- _EXERCISE_:
Quote the records that follow in full, leaving the pictures out.

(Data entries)

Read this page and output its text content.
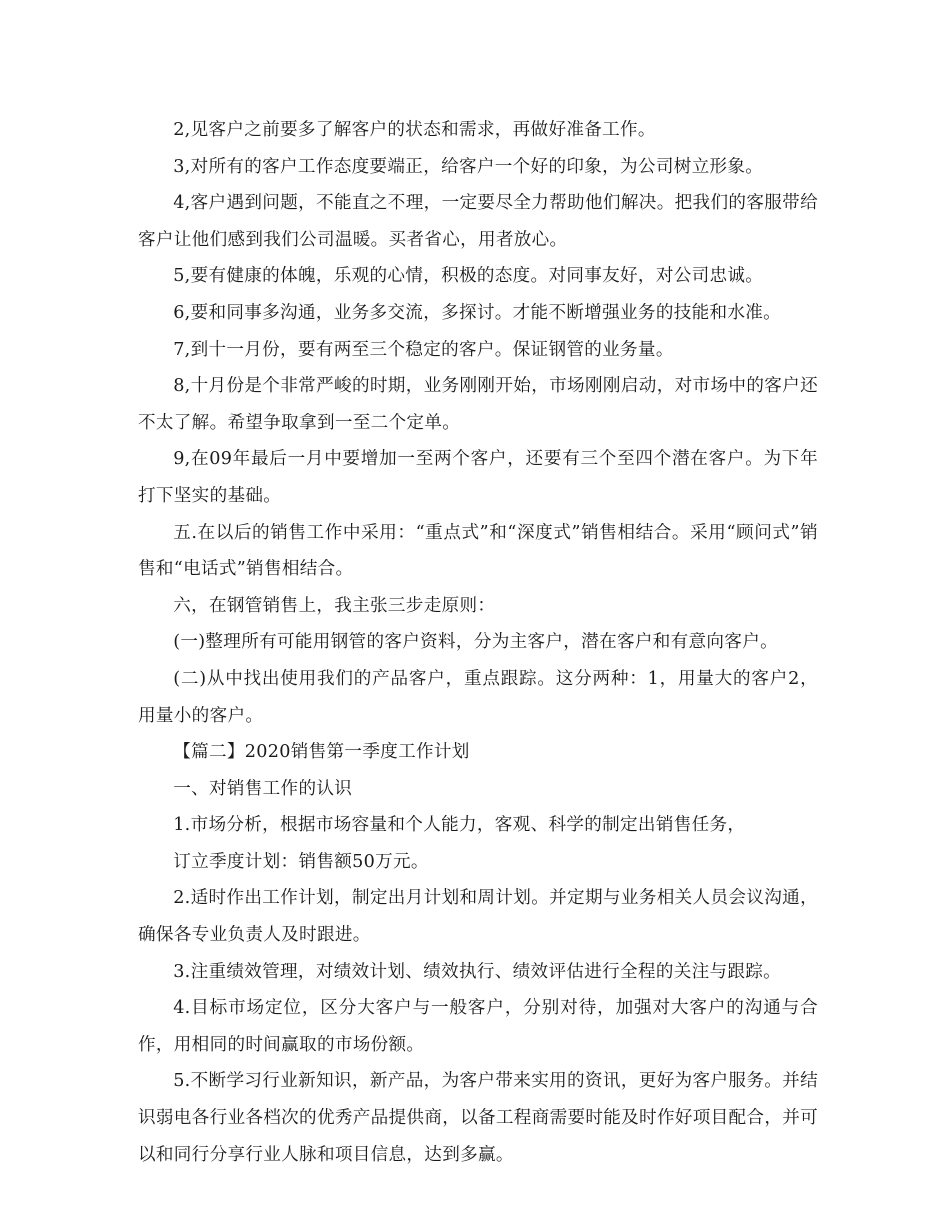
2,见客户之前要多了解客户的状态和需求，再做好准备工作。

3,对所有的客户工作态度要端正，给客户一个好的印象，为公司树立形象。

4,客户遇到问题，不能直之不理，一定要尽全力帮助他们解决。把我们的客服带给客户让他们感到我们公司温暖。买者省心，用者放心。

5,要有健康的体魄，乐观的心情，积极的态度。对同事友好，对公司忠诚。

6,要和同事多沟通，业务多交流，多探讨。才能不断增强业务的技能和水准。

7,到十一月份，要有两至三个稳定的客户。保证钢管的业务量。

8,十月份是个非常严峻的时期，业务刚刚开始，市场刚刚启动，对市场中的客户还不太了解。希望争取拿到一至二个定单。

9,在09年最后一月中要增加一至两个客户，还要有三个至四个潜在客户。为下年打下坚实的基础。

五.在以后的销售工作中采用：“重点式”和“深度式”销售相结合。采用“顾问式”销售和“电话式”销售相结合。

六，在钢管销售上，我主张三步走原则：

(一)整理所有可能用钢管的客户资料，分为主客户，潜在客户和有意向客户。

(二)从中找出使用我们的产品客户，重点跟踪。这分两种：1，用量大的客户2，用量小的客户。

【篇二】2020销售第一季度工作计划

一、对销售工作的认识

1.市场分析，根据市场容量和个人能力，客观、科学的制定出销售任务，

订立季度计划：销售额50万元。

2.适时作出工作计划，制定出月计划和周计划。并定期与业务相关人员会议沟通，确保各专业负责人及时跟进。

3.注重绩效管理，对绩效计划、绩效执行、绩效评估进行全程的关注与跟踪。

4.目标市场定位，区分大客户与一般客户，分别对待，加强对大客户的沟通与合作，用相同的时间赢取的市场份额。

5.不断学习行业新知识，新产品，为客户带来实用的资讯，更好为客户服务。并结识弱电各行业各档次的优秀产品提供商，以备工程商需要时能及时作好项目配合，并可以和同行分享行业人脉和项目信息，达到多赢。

- _SOLVED EXERCISE_:
Read this page and output its text content.
2,见客户之前要多了解客户的状态和需求，再做好准备工作。

3,对所有的客户工作态度要端正，给客户一个好的印象，为公司树立形象。

4,客户遇到问题，不能直之不理，一定要尽全力帮助他们解决。把我们的客服带给客户让他们感到我们公司温暖。买者省心，用者放心。

5,要有健康的体魄，乐观的心情，积极的态度。对同事友好，对公司忠诚。

6,要和同事多沟通，业务多交流，多探讨。才能不断增强业务的技能和水准。

7,到十一月份，要有两至三个稳定的客户。保证钢管的业务量。

8,十月份是个非常严峻的时期，业务刚刚开始，市场刚刚启动，对市场中的客户还不太了解。希望争取拿到一至二个定单。

9,在09年最后一月中要增加一至两个客户，还要有三个至四个潜在客户。为下年打下坚实的基础。

五.在以后的销售工作中采用：“重点式”和“深度式”销售相结合。采用“顾问式”销售和“电话式”销售相结合。

六，在钢管销售上，我主张三步走原则：

(一)整理所有可能用钢管的客户资料，分为主客户，潜在客户和有意向客户。

(二)从中找出使用我们的产品客户，重点跟踪。这分两种：1，用量大的客户2，用量小的客户。

【篇二】2020销售第一季度工作计划

一、对销售工作的认识

1.市场分析，根据市场容量和个人能力，客观、科学的制定出销售任务，

订立季度计划：销售额50万元。

2.适时作出工作计划，制定出月计划和周计划。并定期与业务相关人员会议沟通，确保各专业负责人及时跟进。

3.注重绩效管理，对绩效计划、绩效执行、绩效评估进行全程的关注与跟踪。

4.目标市场定位，区分大客户与一般客户，分别对待，加强对大客户的沟通与合作，用相同的时间赢取的市场份额。

5.不断学习行业新知识，新产品，为客户带来实用的资讯，更好为客户服务。并结识弱电各行业各档次的优秀产品提供商，以备工程商需要时能及时作好项目配合，并可以和同行分享行业人脉和项目信息，达到多赢。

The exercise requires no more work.